TASK OBJECTIVE:
Restate the records that follow word for word; no pictures should appear.
•••••
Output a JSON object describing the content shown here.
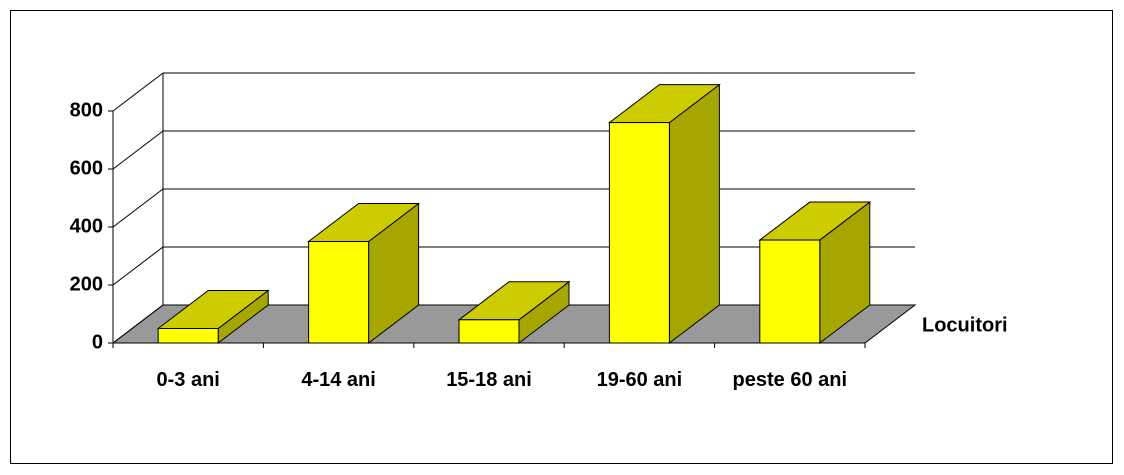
{
  "chart_data": {
    "type": "bar3d",
    "categories": [
      "0-3 ani",
      "4-14 ani",
      "15-18 ani",
      "19-60 ani",
      "peste 60 ani"
    ],
    "series": [
      {
        "name": "Locuitori",
        "color": "#ffff00",
        "values": [
          50,
          350,
          80,
          760,
          355
        ]
      }
    ],
    "ylim": [
      0,
      800
    ],
    "yticks": [
      0,
      200,
      400,
      600,
      800
    ],
    "grid": true,
    "legend": "right"
  }
}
•••••
PROBLEM SOLUTION:
Output a JSON object describing the content shown here.
{
  "chart_data": {
    "type": "bar3d",
    "categories": [
      "0-3 ani",
      "4-14 ani",
      "15-18 ani",
      "19-60 ani",
      "peste 60 ani"
    ],
    "series": [
      {
        "name": "Locuitori",
        "color": "#ffff00",
        "values": [
          50,
          350,
          80,
          760,
          355
        ]
      }
    ],
    "ylim": [
      0,
      800
    ],
    "yticks": [
      0,
      200,
      400,
      600,
      800
    ],
    "grid": true,
    "legend": "right"
  }
}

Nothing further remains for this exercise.